*** Exercise data
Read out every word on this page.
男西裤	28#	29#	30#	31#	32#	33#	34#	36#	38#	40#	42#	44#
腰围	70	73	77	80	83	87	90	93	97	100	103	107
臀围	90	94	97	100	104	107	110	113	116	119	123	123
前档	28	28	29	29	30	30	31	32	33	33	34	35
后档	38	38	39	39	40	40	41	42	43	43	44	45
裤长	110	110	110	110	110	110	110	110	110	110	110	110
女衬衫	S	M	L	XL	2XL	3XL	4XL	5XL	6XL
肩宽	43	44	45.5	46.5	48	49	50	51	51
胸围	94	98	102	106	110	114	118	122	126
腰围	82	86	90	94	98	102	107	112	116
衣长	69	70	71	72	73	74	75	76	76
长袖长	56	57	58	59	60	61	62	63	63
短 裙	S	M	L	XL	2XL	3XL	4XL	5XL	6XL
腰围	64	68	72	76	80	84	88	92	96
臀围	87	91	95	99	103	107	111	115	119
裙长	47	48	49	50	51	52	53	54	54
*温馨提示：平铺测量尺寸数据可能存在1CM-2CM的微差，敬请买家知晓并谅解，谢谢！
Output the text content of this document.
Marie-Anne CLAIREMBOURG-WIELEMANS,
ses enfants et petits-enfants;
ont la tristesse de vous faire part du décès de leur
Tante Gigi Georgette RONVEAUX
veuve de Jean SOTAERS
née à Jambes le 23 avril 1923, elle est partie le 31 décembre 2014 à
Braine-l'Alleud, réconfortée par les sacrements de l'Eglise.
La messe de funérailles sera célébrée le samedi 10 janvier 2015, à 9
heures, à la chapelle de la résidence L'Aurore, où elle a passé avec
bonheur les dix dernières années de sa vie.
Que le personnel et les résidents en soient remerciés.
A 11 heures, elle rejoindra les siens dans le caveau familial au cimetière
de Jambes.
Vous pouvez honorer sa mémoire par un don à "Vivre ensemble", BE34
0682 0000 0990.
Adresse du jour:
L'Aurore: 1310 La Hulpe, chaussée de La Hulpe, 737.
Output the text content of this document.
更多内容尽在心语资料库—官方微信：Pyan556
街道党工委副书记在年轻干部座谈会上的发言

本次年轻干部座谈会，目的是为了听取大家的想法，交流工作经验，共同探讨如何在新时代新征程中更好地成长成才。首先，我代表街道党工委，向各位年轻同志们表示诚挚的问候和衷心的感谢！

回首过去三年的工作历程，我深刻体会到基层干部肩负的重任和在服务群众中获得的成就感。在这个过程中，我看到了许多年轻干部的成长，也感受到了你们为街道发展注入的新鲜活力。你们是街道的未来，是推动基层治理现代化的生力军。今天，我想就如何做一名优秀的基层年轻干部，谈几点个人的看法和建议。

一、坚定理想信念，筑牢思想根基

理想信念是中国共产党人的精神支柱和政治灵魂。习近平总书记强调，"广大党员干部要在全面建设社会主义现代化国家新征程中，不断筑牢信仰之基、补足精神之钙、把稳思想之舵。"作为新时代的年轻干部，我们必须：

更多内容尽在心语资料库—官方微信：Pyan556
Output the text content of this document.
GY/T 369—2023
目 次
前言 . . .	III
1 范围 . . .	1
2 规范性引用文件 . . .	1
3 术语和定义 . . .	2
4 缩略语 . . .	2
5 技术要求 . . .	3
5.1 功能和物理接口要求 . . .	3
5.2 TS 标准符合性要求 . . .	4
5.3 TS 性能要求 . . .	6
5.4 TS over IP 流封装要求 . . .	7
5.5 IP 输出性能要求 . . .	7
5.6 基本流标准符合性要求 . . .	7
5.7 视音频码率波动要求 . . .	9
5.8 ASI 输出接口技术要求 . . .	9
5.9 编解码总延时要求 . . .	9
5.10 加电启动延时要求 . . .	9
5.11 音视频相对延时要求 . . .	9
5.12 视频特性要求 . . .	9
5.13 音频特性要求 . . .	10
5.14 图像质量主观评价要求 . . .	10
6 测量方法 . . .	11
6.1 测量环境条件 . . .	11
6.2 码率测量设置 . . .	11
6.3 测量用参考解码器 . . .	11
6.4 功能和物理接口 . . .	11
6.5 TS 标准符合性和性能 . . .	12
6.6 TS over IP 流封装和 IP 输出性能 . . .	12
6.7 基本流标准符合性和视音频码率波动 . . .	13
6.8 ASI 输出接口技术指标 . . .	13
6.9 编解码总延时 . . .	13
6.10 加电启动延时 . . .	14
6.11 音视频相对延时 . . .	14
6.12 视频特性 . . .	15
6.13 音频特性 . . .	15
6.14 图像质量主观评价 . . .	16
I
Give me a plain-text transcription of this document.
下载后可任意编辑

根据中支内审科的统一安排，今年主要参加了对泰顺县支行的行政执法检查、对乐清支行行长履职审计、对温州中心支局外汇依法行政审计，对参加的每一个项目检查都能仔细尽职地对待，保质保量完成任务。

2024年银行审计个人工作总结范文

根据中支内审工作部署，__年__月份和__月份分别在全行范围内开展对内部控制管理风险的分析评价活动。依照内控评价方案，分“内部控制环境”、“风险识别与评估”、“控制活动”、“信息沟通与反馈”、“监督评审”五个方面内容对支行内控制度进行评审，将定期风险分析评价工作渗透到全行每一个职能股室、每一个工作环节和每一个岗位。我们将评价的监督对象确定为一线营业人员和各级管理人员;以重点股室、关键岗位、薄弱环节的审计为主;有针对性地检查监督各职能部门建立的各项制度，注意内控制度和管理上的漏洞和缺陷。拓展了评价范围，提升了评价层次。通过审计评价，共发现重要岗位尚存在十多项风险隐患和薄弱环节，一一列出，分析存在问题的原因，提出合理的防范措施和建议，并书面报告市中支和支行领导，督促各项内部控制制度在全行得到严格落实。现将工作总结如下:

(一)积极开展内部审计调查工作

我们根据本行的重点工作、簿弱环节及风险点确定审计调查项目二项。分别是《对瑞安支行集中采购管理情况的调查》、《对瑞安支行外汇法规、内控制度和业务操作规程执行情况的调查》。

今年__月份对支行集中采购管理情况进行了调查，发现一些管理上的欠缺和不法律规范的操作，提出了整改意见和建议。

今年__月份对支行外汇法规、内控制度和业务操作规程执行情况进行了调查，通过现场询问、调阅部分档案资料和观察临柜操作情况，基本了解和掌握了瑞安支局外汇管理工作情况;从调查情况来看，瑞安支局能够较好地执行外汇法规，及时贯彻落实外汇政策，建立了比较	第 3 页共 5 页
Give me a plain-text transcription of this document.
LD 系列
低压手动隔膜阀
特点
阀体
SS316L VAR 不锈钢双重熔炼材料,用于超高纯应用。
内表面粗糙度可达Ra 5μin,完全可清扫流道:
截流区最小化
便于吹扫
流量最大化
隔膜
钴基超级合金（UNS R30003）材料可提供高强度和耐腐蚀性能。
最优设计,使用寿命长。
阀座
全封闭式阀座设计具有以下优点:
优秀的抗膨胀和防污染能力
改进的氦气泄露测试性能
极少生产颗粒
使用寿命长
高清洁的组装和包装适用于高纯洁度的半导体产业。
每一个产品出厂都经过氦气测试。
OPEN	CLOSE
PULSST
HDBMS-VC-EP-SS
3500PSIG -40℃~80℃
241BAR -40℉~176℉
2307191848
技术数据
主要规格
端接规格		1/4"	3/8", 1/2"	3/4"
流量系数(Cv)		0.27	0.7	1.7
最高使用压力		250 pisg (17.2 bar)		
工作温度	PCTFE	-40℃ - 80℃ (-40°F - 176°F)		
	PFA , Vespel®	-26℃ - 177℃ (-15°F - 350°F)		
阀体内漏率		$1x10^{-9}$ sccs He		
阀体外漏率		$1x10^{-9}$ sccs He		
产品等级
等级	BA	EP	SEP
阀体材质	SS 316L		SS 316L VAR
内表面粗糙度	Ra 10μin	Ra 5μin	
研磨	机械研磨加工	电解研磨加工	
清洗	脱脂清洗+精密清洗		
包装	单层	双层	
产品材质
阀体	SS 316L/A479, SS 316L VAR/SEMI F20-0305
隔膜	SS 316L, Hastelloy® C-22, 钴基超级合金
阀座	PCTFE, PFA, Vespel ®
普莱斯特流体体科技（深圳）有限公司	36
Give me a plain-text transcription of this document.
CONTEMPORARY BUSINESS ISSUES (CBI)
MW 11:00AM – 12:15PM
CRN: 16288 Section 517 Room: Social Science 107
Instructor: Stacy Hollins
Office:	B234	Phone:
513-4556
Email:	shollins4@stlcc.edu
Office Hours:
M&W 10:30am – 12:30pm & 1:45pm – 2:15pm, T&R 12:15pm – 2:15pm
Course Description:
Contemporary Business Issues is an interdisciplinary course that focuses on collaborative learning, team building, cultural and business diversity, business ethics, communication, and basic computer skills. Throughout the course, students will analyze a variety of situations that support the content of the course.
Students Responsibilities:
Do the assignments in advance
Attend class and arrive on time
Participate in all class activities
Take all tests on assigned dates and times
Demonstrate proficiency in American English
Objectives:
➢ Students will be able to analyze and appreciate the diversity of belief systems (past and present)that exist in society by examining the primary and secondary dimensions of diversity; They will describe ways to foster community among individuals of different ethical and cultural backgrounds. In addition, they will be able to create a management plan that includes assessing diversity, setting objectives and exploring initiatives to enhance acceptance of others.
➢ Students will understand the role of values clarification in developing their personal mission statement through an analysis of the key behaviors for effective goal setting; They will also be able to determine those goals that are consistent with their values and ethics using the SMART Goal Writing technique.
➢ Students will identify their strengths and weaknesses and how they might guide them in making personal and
******
## Exercise instructions
Wherever the string "Aurore" appears in the entries above, list that line.

## Result
heures, à la chapelle de la résidence L'Aurore, où elle a passé avec
L'Aurore: 1310 La Hulpe, chaussée de La Hulpe, 737.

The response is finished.